(Source data)
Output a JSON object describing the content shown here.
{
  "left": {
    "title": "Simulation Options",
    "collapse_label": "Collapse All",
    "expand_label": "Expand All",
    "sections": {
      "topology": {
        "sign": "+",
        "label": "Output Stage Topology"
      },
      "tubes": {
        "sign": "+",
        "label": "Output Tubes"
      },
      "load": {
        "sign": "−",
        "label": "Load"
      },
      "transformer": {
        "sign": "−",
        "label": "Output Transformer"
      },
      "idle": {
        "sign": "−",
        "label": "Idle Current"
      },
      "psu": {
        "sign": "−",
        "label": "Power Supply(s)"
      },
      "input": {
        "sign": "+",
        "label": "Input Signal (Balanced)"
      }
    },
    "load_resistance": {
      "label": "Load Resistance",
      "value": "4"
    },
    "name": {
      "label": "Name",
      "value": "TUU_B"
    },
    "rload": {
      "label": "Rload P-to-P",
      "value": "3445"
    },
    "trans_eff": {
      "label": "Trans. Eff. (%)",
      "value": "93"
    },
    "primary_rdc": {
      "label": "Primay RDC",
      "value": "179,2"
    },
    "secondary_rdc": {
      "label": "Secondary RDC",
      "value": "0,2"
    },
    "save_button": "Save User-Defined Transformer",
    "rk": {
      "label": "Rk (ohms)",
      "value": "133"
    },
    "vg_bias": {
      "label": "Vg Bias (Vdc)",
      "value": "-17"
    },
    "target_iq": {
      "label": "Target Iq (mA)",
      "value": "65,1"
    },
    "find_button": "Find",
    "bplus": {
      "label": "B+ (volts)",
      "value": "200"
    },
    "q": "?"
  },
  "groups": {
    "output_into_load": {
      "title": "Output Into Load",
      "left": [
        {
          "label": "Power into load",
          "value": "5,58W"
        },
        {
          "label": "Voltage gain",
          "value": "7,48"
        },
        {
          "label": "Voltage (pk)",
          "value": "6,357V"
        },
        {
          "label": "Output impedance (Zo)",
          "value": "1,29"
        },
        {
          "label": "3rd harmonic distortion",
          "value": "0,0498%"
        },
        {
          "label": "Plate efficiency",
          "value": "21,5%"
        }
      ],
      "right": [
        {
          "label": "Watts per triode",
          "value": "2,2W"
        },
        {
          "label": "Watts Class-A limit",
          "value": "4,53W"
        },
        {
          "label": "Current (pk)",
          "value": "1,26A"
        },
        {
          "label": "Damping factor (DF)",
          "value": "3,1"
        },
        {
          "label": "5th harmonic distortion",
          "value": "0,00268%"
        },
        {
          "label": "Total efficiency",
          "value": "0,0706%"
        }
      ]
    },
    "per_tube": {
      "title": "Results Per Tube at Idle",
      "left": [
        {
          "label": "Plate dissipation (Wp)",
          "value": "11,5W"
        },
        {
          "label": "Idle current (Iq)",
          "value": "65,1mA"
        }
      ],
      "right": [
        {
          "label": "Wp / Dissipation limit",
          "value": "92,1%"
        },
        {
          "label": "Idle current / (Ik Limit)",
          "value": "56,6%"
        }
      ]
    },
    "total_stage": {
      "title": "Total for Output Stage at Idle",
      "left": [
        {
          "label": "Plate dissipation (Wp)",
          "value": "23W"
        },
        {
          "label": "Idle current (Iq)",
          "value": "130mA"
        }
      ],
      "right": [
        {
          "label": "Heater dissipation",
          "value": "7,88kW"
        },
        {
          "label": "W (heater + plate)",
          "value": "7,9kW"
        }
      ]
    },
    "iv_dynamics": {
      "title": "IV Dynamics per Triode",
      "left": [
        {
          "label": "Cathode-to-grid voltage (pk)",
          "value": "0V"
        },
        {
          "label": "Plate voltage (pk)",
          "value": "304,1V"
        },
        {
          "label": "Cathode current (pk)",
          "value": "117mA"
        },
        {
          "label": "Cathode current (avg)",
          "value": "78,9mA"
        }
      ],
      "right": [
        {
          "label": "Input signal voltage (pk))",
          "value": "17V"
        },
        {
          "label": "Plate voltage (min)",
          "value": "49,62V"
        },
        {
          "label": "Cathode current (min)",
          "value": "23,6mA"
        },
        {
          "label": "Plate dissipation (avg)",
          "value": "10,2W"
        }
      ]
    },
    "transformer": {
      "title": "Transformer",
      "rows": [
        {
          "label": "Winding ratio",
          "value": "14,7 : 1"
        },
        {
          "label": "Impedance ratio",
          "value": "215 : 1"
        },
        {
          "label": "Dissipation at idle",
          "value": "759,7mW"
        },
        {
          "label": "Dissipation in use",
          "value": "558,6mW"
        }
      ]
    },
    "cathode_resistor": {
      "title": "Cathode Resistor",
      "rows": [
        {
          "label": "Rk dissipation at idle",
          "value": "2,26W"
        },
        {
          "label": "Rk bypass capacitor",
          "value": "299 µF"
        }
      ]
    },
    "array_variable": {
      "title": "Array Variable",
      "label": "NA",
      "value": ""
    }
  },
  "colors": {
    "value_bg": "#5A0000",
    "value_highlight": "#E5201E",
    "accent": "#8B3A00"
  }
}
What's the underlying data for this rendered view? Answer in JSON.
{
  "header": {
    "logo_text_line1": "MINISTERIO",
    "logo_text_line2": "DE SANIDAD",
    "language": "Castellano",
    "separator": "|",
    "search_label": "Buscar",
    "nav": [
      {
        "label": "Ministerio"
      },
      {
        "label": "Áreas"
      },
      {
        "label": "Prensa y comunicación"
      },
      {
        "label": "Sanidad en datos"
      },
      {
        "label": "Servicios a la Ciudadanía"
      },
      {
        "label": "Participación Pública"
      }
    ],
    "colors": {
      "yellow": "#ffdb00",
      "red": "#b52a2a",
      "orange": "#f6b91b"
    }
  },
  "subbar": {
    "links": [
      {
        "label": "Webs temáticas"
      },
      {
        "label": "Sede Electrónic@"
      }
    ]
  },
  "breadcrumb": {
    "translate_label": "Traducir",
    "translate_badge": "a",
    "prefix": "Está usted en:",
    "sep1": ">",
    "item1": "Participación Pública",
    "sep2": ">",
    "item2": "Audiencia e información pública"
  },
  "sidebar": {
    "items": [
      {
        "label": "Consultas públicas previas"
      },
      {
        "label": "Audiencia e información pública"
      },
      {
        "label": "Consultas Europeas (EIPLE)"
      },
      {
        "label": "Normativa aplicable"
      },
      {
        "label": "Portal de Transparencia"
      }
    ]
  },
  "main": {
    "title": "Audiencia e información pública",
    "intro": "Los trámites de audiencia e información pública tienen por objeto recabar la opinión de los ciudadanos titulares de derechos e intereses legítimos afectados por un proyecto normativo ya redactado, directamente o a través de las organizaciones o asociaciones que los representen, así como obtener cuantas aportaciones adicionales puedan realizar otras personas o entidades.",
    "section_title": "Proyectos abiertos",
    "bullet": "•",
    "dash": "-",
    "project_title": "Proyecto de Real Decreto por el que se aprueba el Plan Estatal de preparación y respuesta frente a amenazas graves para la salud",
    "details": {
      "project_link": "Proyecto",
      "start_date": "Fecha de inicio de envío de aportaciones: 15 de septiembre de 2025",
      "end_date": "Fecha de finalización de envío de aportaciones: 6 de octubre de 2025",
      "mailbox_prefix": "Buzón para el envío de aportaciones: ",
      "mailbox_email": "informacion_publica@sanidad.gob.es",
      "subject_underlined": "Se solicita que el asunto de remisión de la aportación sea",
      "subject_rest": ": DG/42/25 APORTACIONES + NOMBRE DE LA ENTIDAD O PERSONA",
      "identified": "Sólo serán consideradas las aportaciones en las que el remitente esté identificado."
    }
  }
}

# What the exercise asks:
Your task is to transcribe the material exactly.

# Task result:
Output a JSON object describing the content shown here.
{
  "left": {
    "title": "Simulation Options",
    "collapse_label": "Collapse All",
    "expand_label": "Expand All",
    "sections": {
      "topology": {
        "sign": "+",
        "label": "Output Stage Topology"
      },
      "tubes": {
        "sign": "+",
        "label": "Output Tubes"
      },
      "load": {
        "sign": "−",
        "label": "Load"
      },
      "transformer": {
        "sign": "−",
        "label": "Output Transformer"
      },
      "idle": {
        "sign": "−",
        "label": "Idle Current"
      },
      "psu": {
        "sign": "−",
        "label": "Power Supply(s)"
      },
      "input": {
        "sign": "+",
        "label": "Input Signal (Balanced)"
      }
    },
    "load_resistance": {
      "label": "Load Resistance",
      "value": "4"
    },
    "name": {
      "label": "Name",
      "value": "TUU_B"
    },
    "rload": {
      "label": "Rload P-to-P",
      "value": "3445"
    },
    "trans_eff": {
      "label": "Trans. Eff. (%)",
      "value": "93"
    },
    "primary_rdc": {
      "label": "Primay RDC",
      "value": "179,2"
    },
    "secondary_rdc": {
      "label": "Secondary RDC",
      "value": "0,2"
    },
    "save_button": "Save User-Defined Transformer",
    "rk": {
      "label": "Rk (ohms)",
      "value": "133"
    },
    "vg_bias": {
      "label": "Vg Bias (Vdc)",
      "value": "-17"
    },
    "target_iq": {
      "label": "Target Iq (mA)",
      "value": "65,1"
    },
    "find_button": "Find",
    "bplus": {
      "label": "B+ (volts)",
      "value": "200"
    },
    "q": "?"
  },
  "groups": {
    "output_into_load": {
      "title": "Output Into Load",
      "left": [
        {
          "label": "Power into load",
          "value": "5,58W"
        },
        {
          "label": "Voltage gain",
          "value": "7,48"
        },
        {
          "label": "Voltage (pk)",
          "value": "6,357V"
        },
        {
          "label": "Output impedance (Zo)",
          "value": "1,29"
        },
        {
          "label": "3rd harmonic distortion",
          "value": "0,0498%"
        },
        {
          "label": "Plate efficiency",
          "value": "21,5%"
        }
      ],
      "right": [
        {
          "label": "Watts per triode",
          "value": "2,2W"
        },
        {
          "label": "Watts Class-A limit",
          "value": "4,53W"
        },
        {
          "label": "Current (pk)",
          "value": "1,26A"
        },
        {
          "label": "Damping factor (DF)",
          "value": "3,1"
        },
        {
          "label": "5th harmonic distortion",
          "value": "0,00268%"
        },
        {
          "label": "Total efficiency",
          "value": "0,0706%"
        }
      ]
    },
    "per_tube": {
      "title": "Results Per Tube at Idle",
      "left": [
        {
          "label": "Plate dissipation (Wp)",
          "value": "11,5W"
        },
        {
          "label": "Idle current (Iq)",
          "value": "65,1mA"
        }
      ],
      "right": [
        {
          "label": "Wp / Dissipation limit",
          "value": "92,1%"
        },
        {
          "label": "Idle current / (Ik Limit)",
          "value": "56,6%"
        }
      ]
    },
    "total_stage": {
      "title": "Total for Output Stage at Idle",
      "left": [
        {
          "label": "Plate dissipation (Wp)",
          "value": "23W"
        },
        {
          "label": "Idle current (Iq)",
          "value": "130mA"
        }
      ],
      "right": [
        {
          "label": "Heater dissipation",
          "value": "7,88kW"
        },
        {
          "label": "W (heater + plate)",
          "value": "7,9kW"
        }
      ]
    },
    "iv_dynamics": {
      "title": "IV Dynamics per Triode",
      "left": [
        {
          "label": "Cathode-to-grid voltage (pk)",
          "value": "0V"
        },
        {
          "label": "Plate voltage (pk)",
          "value": "304,1V"
        },
        {
          "label": "Cathode current (pk)",
          "value": "117mA"
        },
        {
          "label": "Cathode current (avg)",
          "value": "78,9mA"
        }
      ],
      "right": [
        {
          "label": "Input signal voltage (pk))",
          "value": "17V"
        },
        {
          "label": "Plate voltage (min)",
          "value": "49,62V"
        },
        {
          "label": "Cathode current (min)",
          "value": "23,6mA"
        },
        {
          "label": "Plate dissipation (avg)",
          "value": "10,2W"
        }
      ]
    },
    "transformer": {
      "title": "Transformer",
      "rows": [
        {
          "label": "Winding ratio",
          "value": "14,7 : 1"
        },
        {
          "label": "Impedance ratio",
          "value": "215 : 1"
        },
        {
          "label": "Dissipation at idle",
          "value": "759,7mW"
        },
        {
          "label": "Dissipation in use",
          "value": "558,6mW"
        }
      ]
    },
    "cathode_resistor": {
      "title": "Cathode Resistor",
      "rows": [
        {
          "label": "Rk dissipation at idle",
          "value": "2,26W"
        },
        {
          "label": "Rk bypass capacitor",
          "value": "299 µF"
        }
      ]
    },
    "array_variable": {
      "title": "Array Variable",
      "label": "NA",
      "value": ""
    }
  },
  "colors": {
    "value_bg": "#5A0000",
    "value_highlight": "#E5201E",
    "accent": "#8B3A00"
  }
}
What's the underlying data for this rendered view? Answer in JSON.
{
  "header": {
    "logo_text_line1": "MINISTERIO",
    "logo_text_line2": "DE SANIDAD",
    "language": "Castellano",
    "separator": "|",
    "search_label": "Buscar",
    "nav": [
      {
        "label": "Ministerio"
      },
      {
        "label": "Áreas"
      },
      {
        "label": "Prensa y comunicación"
      },
      {
        "label": "Sanidad en datos"
      },
      {
        "label": "Servicios a la Ciudadanía"
      },
      {
        "label": "Participación Pública"
      }
    ],
    "colors": {
      "yellow": "#ffdb00",
      "red": "#b52a2a",
      "orange": "#f6b91b"
    }
  },
  "subbar": {
    "links": [
      {
        "label": "Webs temáticas"
      },
      {
        "label": "Sede Electrónic@"
      }
    ]
  },
  "breadcrumb": {
    "translate_label": "Traducir",
    "translate_badge": "a",
    "prefix": "Está usted en:",
    "sep1": ">",
    "item1": "Participación Pública",
    "sep2": ">",
    "item2": "Audiencia e información pública"
  },
  "sidebar": {
    "items": [
      {
        "label": "Consultas públicas previas"
      },
      {
        "label": "Audiencia e información pública"
      },
      {
        "label": "Consultas Europeas (EIPLE)"
      },
      {
        "label": "Normativa aplicable"
      },
      {
        "label": "Portal de Transparencia"
      }
    ]
  },
  "main": {
    "title": "Audiencia e información pública",
    "intro": "Los trámites de audiencia e información pública tienen por objeto recabar la opinión de los ciudadanos titulares de derechos e intereses legítimos afectados por un proyecto normativo ya redactado, directamente o a través de las organizaciones o asociaciones que los representen, así como obtener cuantas aportaciones adicionales puedan realizar otras personas o entidades.",
    "section_title": "Proyectos abiertos",
    "bullet": "•",
    "dash": "-",
    "project_title": "Proyecto de Real Decreto por el que se aprueba el Plan Estatal de preparación y respuesta frente a amenazas graves para la salud",
    "details": {
      "project_link": "Proyecto",
      "start_date": "Fecha de inicio de envío de aportaciones: 15 de septiembre de 2025",
      "end_date": "Fecha de finalización de envío de aportaciones: 6 de octubre de 2025",
      "mailbox_prefix": "Buzón para el envío de aportaciones: ",
      "mailbox_email": "informacion_publica@sanidad.gob.es",
      "subject_underlined": "Se solicita que el asunto de remisión de la aportación sea",
      "subject_rest": ": DG/42/25 APORTACIONES + NOMBRE DE LA ENTIDAD O PERSONA",
      "identified": "Sólo serán consideradas las aportaciones en las que el remitente esté identificado."
    }
  }
}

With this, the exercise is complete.